TEXTE DU DOCUMENT
-*-

Latent Dirichlet allocation
C’est l’ami Tiger qui me l’a demandé sur Twitter et la foule (enfin une petite foule, presque une « foulette ») en délire en a rajouté, donc voici l’article promis sur la LDA (Latent Dirichlet Allocation). Le billet va être un peu long, je vous conseille donc de vous installer confortablement. J’ai a priori gommé tous les détails techniques et j’ai essayé d’enlever tout le jargon mathématique pour juste garder l’intuition, mais il ne faut pas hésiter à me demander des précisions que j’intégrerais au texte.
Dans ce billet je vais aborder deux aspects complémentaires des techniques statistiques de modélisation des documents textuels : l’aspect génératif, et l’aspect inférence. Comme son nom l’indique le but de l’aspect génératif est de fournir une méthode de description de textes corrects, tant d’un point de vue syntaxique que d’un point de vue sémantique. Dans cette partie du billet, je me verrais obligé de présenter les méthodes plus simples de génération pour expliquer comment l’on arrive à la LDA. L’aspect inférence est lui l’aspect le plus important d’un point de vue moteur : il est celui qui permet de déterminer le sujet d’un texte par la calcul d’un score de similarité à un corpus de documents connus. Il ne faut pas croire que modèle génératif signifie méthode de génération pratique pour faire du contenu BH, loin de là !

-*-

JEU DE DONNÉES

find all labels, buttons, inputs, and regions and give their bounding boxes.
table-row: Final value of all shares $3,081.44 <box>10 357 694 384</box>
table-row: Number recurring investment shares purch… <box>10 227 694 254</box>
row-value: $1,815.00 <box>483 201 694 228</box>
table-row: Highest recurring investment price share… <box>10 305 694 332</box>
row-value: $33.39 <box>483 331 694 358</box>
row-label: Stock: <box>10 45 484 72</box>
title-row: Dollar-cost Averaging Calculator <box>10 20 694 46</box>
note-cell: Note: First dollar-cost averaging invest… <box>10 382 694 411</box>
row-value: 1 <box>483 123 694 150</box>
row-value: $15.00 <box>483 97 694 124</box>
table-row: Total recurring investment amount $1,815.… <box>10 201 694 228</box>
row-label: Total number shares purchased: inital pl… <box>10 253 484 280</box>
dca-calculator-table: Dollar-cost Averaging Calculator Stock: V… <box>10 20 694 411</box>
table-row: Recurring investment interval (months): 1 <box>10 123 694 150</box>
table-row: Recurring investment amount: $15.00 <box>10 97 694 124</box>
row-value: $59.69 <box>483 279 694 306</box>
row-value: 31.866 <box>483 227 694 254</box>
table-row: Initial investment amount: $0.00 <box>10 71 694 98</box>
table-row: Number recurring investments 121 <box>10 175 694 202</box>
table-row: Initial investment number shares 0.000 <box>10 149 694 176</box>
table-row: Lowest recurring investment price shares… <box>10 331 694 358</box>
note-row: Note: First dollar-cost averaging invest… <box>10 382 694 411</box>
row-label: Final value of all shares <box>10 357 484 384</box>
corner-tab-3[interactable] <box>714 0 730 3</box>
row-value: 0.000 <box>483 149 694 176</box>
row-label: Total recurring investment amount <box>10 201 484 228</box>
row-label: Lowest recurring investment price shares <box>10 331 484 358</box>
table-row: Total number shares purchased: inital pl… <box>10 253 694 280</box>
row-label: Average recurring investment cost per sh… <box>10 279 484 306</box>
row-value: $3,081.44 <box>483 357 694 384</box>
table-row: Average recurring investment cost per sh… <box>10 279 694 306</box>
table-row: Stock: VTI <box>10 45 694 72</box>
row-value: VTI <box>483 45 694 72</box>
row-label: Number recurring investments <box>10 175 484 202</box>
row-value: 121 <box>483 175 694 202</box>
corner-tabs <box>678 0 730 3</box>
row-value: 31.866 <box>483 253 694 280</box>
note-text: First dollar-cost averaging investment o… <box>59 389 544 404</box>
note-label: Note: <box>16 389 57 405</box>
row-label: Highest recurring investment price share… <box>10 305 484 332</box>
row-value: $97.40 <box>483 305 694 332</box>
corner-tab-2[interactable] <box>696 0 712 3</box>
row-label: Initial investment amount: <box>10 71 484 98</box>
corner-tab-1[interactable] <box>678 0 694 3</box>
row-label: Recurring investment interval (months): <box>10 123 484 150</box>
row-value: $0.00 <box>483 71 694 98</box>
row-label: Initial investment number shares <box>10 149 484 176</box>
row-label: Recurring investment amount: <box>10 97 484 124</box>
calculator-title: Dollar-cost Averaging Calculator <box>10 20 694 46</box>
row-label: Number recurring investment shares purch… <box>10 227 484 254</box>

-*-

TÂCHES ET EXERCICES
1. Quels sont les deux aspects complémentaires que l'auteur du billet sur la LDA annonce aborder ?
2. Prolongez le billet sur la LDA à partir de sa dernière phrase.

RÉSULTATS PAR TÂCHE
1. L'aspect génératif et l'aspect inférence.

2.
Ce qu’il faut retenir de ce billet, c’est que récemment il y a eu une progression dans les modèles de description des documents, et que cette progression va vers des techniques qui embarquent de plus en plus de sémantique. Pour savoir ce que font les moteurs avec la LDA, direction la fin du post !
Quelques notations
Le mot sera notre unité de base, je noterai les mots par la lettre $latex w$, avec un indice pour différencier les différents mots. Un document sera donc une suite de mots que je noterai $latex d=(w_{1},\hdots,w_{n})$. Les mots sont tirés dans dictionnaire, qui contient $latex v$ mots.
Une notion importante est celle de corpus. Le corpus sera l’ensemble des mots que l’on considère, dans ce billet un corpus sera désigné par $latex C$ et sera un ensemble de documents $latex C=\{ d_{1},\hdots,d_{m}\}$.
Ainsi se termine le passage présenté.